Select all lines with the string "marker" in them, and copy those lines.
• • • • •
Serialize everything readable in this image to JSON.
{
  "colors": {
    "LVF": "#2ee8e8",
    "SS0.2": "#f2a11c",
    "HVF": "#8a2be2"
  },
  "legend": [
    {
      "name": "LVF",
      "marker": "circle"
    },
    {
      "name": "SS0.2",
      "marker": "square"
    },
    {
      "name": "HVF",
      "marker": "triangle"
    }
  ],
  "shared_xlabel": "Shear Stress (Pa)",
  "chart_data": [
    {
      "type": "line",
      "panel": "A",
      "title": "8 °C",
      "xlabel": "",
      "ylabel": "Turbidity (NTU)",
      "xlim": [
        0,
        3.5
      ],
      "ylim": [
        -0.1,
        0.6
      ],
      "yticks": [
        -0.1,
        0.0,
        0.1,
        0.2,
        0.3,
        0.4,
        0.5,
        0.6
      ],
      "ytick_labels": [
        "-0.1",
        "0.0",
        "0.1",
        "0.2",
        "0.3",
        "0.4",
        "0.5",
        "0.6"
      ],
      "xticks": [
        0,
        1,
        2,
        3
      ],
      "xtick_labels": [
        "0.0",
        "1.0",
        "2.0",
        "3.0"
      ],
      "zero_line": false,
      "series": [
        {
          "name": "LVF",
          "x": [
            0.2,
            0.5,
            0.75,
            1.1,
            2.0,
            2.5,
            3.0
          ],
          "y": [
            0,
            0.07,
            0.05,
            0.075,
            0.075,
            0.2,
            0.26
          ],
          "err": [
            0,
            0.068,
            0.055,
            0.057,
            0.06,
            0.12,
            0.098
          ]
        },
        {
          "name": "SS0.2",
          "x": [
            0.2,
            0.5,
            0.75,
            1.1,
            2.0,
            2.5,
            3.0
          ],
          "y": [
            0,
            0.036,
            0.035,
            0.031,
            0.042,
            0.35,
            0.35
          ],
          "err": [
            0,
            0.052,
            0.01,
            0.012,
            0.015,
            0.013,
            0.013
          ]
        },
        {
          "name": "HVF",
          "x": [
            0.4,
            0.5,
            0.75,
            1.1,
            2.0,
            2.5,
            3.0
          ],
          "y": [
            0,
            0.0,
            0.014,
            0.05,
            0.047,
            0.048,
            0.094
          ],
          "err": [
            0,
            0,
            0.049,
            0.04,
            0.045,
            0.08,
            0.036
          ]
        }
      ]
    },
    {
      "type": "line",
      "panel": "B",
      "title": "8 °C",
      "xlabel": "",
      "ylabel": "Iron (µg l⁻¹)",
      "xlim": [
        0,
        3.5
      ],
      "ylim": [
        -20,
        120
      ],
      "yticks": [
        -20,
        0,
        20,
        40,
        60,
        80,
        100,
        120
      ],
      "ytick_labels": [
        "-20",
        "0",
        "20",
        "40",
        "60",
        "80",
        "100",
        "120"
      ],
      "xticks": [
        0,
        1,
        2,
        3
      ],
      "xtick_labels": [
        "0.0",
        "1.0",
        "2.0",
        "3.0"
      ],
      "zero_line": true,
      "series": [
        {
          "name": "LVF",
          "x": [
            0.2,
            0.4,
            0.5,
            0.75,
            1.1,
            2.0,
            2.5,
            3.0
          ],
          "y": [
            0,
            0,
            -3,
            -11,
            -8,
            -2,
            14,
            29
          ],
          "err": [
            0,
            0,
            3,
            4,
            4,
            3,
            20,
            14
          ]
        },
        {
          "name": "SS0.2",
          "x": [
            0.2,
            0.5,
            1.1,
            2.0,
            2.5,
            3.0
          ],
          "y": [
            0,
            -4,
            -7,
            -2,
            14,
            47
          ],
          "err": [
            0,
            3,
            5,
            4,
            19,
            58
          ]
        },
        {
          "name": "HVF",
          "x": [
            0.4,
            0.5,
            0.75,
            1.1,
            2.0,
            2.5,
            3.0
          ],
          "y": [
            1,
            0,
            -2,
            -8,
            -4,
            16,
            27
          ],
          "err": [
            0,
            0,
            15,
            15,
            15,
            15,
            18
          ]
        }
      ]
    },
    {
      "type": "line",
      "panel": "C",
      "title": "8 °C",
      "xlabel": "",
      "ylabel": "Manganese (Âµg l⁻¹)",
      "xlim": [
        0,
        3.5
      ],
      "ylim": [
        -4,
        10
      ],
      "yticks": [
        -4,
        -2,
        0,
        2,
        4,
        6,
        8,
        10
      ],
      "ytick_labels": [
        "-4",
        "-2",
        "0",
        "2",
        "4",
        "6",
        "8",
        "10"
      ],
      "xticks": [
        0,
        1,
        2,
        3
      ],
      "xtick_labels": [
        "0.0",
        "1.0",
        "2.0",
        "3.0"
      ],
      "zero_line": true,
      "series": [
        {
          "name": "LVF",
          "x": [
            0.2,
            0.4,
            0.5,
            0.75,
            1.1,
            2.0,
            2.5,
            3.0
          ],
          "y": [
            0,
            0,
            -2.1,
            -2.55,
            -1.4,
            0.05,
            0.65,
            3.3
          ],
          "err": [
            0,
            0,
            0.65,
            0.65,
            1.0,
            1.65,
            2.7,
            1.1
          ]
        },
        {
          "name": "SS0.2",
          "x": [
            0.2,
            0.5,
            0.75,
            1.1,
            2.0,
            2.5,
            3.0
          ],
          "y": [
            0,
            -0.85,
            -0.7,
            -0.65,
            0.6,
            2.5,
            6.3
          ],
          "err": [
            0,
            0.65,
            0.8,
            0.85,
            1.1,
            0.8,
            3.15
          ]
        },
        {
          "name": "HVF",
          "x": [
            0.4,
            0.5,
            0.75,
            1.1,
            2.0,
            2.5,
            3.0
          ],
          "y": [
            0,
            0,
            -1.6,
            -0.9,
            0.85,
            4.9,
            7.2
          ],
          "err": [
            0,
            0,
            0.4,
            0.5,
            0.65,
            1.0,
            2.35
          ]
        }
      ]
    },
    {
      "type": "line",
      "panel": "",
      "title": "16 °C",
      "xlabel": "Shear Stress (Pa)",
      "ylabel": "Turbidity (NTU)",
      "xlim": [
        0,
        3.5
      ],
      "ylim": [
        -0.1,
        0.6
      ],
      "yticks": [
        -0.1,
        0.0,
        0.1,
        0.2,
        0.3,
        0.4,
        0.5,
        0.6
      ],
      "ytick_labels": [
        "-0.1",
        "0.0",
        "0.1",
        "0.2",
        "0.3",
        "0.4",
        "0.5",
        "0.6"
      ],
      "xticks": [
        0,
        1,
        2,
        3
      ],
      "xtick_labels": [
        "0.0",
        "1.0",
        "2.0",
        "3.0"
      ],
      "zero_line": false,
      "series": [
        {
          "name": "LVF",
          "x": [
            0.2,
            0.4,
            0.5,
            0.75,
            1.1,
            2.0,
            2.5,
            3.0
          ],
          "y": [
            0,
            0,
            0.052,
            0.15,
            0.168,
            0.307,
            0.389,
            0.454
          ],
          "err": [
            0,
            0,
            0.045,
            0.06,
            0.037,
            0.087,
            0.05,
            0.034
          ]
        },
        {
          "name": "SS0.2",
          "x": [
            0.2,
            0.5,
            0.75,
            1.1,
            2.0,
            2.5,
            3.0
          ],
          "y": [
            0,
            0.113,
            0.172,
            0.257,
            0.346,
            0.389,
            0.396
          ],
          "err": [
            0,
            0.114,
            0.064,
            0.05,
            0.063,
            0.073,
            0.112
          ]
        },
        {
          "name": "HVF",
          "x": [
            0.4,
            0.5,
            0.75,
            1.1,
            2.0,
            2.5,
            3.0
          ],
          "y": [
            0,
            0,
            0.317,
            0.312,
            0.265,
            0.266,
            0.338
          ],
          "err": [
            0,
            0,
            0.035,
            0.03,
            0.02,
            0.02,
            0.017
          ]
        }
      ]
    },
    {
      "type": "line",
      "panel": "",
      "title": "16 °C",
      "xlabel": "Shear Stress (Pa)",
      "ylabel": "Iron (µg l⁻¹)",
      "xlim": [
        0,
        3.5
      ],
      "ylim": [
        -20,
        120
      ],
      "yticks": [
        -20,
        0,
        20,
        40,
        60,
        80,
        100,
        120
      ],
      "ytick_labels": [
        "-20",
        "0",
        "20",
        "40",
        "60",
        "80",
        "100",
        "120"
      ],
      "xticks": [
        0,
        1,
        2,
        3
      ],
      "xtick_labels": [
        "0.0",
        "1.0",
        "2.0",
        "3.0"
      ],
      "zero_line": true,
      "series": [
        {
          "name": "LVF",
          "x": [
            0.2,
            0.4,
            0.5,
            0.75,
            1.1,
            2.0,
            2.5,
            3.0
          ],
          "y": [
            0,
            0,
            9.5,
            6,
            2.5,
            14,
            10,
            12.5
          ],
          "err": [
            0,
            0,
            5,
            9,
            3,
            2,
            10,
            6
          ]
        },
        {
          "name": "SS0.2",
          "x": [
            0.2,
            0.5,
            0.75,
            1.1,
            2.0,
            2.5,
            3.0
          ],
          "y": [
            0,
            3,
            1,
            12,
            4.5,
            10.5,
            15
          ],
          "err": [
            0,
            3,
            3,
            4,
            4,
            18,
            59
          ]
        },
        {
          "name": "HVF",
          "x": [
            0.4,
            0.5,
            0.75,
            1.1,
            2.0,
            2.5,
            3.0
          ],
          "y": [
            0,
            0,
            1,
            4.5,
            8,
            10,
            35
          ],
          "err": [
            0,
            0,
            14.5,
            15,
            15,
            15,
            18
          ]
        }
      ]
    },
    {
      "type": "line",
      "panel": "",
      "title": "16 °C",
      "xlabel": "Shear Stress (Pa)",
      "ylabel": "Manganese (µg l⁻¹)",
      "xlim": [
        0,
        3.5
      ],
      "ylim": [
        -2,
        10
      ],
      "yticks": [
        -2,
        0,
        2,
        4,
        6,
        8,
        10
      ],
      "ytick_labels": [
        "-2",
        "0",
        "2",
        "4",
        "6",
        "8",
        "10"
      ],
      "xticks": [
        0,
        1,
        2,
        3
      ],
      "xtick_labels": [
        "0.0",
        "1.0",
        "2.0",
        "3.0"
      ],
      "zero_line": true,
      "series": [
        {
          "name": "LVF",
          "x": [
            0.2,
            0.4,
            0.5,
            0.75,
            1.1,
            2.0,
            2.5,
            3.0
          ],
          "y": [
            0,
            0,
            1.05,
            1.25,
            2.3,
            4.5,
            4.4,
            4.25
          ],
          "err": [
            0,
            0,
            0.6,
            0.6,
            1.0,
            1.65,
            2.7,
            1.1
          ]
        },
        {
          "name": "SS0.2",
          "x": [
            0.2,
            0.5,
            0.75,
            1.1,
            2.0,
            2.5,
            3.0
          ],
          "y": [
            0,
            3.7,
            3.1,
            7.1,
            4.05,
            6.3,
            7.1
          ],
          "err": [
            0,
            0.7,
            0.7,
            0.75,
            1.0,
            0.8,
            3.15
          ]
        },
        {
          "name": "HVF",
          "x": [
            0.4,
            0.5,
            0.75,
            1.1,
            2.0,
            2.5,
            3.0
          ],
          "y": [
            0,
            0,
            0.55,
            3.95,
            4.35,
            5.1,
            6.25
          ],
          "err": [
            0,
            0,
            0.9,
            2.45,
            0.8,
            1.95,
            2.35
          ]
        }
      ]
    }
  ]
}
• • • • •
Exercise response:
      "marker": "circle"
      "marker": "square"
      "marker": "triangle"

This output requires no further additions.